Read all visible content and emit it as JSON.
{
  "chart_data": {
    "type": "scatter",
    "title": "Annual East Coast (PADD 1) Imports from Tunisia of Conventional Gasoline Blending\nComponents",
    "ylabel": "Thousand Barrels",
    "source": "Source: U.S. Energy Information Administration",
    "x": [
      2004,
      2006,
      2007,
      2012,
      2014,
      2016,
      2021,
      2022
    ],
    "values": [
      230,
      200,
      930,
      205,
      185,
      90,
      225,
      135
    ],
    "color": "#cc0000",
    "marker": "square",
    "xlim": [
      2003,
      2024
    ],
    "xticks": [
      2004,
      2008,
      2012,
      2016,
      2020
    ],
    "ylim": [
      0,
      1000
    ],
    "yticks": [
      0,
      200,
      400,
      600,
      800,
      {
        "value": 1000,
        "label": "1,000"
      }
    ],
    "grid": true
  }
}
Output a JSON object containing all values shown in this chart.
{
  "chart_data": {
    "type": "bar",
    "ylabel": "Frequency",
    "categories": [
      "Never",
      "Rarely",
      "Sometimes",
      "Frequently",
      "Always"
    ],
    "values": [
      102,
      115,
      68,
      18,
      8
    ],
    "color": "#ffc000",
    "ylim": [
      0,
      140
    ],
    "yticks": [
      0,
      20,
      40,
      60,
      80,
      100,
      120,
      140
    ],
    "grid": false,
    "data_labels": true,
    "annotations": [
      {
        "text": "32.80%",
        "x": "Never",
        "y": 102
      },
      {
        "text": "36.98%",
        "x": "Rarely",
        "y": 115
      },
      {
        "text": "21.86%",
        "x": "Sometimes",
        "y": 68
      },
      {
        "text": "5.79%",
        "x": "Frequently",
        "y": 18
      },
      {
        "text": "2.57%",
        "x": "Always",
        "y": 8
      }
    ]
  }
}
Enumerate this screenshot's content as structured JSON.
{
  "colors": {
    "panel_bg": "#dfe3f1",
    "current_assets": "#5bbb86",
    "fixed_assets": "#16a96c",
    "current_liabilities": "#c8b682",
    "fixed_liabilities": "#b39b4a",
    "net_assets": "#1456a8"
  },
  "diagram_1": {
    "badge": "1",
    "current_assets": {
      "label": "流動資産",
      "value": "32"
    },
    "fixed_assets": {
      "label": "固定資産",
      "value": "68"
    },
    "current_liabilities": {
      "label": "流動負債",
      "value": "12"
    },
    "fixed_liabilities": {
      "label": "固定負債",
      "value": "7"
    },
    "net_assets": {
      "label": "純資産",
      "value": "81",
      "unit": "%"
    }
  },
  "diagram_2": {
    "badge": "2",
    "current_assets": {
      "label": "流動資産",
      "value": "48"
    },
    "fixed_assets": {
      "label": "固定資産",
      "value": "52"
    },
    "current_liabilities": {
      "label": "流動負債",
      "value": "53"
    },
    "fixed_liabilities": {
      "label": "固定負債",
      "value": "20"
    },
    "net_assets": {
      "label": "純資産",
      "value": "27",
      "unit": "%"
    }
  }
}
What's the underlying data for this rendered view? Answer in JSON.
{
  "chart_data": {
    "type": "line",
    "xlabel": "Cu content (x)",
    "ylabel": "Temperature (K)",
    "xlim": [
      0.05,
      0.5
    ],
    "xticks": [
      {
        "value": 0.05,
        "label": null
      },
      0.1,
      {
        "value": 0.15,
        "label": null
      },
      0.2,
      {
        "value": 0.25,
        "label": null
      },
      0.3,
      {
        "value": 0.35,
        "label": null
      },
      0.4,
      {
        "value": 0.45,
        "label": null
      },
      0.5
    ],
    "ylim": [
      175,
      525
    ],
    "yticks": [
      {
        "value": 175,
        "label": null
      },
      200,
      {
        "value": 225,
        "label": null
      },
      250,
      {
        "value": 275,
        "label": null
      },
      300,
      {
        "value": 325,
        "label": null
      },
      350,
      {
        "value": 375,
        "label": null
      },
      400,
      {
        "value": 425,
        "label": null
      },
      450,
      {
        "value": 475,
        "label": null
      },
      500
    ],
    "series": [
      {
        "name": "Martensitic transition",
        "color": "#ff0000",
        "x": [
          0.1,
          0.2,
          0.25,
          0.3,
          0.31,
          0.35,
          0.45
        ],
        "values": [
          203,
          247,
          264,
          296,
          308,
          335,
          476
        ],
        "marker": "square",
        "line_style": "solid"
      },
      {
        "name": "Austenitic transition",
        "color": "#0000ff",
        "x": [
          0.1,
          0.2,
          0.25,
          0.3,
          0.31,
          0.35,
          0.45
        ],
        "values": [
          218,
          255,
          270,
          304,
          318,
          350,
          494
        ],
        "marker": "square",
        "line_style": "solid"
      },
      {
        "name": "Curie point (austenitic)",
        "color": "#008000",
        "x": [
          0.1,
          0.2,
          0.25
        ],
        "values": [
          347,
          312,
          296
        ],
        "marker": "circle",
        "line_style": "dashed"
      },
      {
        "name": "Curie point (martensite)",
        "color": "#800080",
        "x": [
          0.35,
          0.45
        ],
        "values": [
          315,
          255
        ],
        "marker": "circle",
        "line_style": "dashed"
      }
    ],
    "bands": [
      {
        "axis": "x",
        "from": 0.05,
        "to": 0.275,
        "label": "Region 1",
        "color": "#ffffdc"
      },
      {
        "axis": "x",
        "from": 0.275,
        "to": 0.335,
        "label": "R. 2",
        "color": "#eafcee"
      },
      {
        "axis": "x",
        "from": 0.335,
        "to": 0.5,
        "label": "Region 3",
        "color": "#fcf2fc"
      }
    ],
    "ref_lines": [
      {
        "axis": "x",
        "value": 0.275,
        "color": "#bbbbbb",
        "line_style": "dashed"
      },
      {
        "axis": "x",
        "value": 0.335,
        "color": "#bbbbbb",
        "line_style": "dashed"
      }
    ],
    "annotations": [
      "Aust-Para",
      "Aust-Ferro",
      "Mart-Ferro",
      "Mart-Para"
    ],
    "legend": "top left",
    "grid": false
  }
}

Aim of the task:
Reproduce each line verbatim.

Written solution:
Read all visible content and emit it as JSON.
{
  "chart_data": {
    "type": "scatter",
    "title": "Annual East Coast (PADD 1) Imports from Tunisia of Conventional Gasoline Blending\nComponents",
    "ylabel": "Thousand Barrels",
    "source": "Source: U.S. Energy Information Administration",
    "x": [
      2004,
      2006,
      2007,
      2012,
      2014,
      2016,
      2021,
      2022
    ],
    "values": [
      230,
      200,
      930,
      205,
      185,
      90,
      225,
      135
    ],
    "color": "#cc0000",
    "marker": "square",
    "xlim": [
      2003,
      2024
    ],
    "xticks": [
      2004,
      2008,
      2012,
      2016,
      2020
    ],
    "ylim": [
      0,
      1000
    ],
    "yticks": [
      0,
      200,
      400,
      600,
      800,
      {
        "value": 1000,
        "label": "1,000"
      }
    ],
    "grid": true
  }
}
Output a JSON object containing all values shown in this chart.
{
  "chart_data": {
    "type": "bar",
    "ylabel": "Frequency",
    "categories": [
      "Never",
      "Rarely",
      "Sometimes",
      "Frequently",
      "Always"
    ],
    "values": [
      102,
      115,
      68,
      18,
      8
    ],
    "color": "#ffc000",
    "ylim": [
      0,
      140
    ],
    "yticks": [
      0,
      20,
      40,
      60,
      80,
      100,
      120,
      140
    ],
    "grid": false,
    "data_labels": true,
    "annotations": [
      {
        "text": "32.80%",
        "x": "Never",
        "y": 102
      },
      {
        "text": "36.98%",
        "x": "Rarely",
        "y": 115
      },
      {
        "text": "21.86%",
        "x": "Sometimes",
        "y": 68
      },
      {
        "text": "5.79%",
        "x": "Frequently",
        "y": 18
      },
      {
        "text": "2.57%",
        "x": "Always",
        "y": 8
      }
    ]
  }
}
Enumerate this screenshot's content as structured JSON.
{
  "colors": {
    "panel_bg": "#dfe3f1",
    "current_assets": "#5bbb86",
    "fixed_assets": "#16a96c",
    "current_liabilities": "#c8b682",
    "fixed_liabilities": "#b39b4a",
    "net_assets": "#1456a8"
  },
  "diagram_1": {
    "badge": "1",
    "current_assets": {
      "label": "流動資産",
      "value": "32"
    },
    "fixed_assets": {
      "label": "固定資産",
      "value": "68"
    },
    "current_liabilities": {
      "label": "流動負債",
      "value": "12"
    },
    "fixed_liabilities": {
      "label": "固定負債",
      "value": "7"
    },
    "net_assets": {
      "label": "純資産",
      "value": "81",
      "unit": "%"
    }
  },
  "diagram_2": {
    "badge": "2",
    "current_assets": {
      "label": "流動資産",
      "value": "48"
    },
    "fixed_assets": {
      "label": "固定資産",
      "value": "52"
    },
    "current_liabilities": {
      "label": "流動負債",
      "value": "53"
    },
    "fixed_liabilities": {
      "label": "固定負債",
      "value": "20"
    },
    "net_assets": {
      "label": "純資産",
      "value": "27",
      "unit": "%"
    }
  }
}
What's the underlying data for this rendered view? Answer in JSON.
{
  "chart_data": {
    "type": "line",
    "xlabel": "Cu content (x)",
    "ylabel": "Temperature (K)",
    "xlim": [
      0.05,
      0.5
    ],
    "xticks": [
      {
        "value": 0.05,
        "label": null
      },
      0.1,
      {
        "value": 0.15,
        "label": null
      },
      0.2,
      {
        "value": 0.25,
        "label": null
      },
      0.3,
      {
        "value": 0.35,
        "label": null
      },
      0.4,
      {
        "value": 0.45,
        "label": null
      },
      0.5
    ],
    "ylim": [
      175,
      525
    ],
    "yticks": [
      {
        "value": 175,
        "label": null
      },
      200,
      {
        "value": 225,
        "label": null
      },
      250,
      {
        "value": 275,
        "label": null
      },
      300,
      {
        "value": 325,
        "label": null
      },
      350,
      {
        "value": 375,
        "label": null
      },
      400,
      {
        "value": 425,
        "label": null
      },
      450,
      {
        "value": 475,
        "label": null
      },
      500
    ],
    "series": [
      {
        "name": "Martensitic transition",
        "color": "#ff0000",
        "x": [
          0.1,
          0.2,
          0.25,
          0.3,
          0.31,
          0.35,
          0.45
        ],
        "values": [
          203,
          247,
          264,
          296,
          308,
          335,
          476
        ],
        "marker": "square",
        "line_style": "solid"
      },
      {
        "name": "Austenitic transition",
        "color": "#0000ff",
        "x": [
          0.1,
          0.2,
          0.25,
          0.3,
          0.31,
          0.35,
          0.45
        ],
        "values": [
          218,
          255,
          270,
          304,
          318,
          350,
          494
        ],
        "marker": "square",
        "line_style": "solid"
      },
      {
        "name": "Curie point (austenitic)",
        "color": "#008000",
        "x": [
          0.1,
          0.2,
          0.25
        ],
        "values": [
          347,
          312,
          296
        ],
        "marker": "circle",
        "line_style": "dashed"
      },
      {
        "name": "Curie point (martensite)",
        "color": "#800080",
        "x": [
          0.35,
          0.45
        ],
        "values": [
          315,
          255
        ],
        "marker": "circle",
        "line_style": "dashed"
      }
    ],
    "bands": [
      {
        "axis": "x",
        "from": 0.05,
        "to": 0.275,
        "label": "Region 1",
        "color": "#ffffdc"
      },
      {
        "axis": "x",
        "from": 0.275,
        "to": 0.335,
        "label": "R. 2",
        "color": "#eafcee"
      },
      {
        "axis": "x",
        "from": 0.335,
        "to": 0.5,
        "label": "Region 3",
        "color": "#fcf2fc"
      }
    ],
    "ref_lines": [
      {
        "axis": "x",
        "value": 0.275,
        "color": "#bbbbbb",
        "line_style": "dashed"
      },
      {
        "axis": "x",
        "value": 0.335,
        "color": "#bbbbbb",
        "line_style": "dashed"
      }
    ],
    "annotations": [
      "Aust-Para",
      "Aust-Ferro",
      "Mart-Ferro",
      "Mart-Para"
    ],
    "legend": "top left",
    "grid": false
  }
}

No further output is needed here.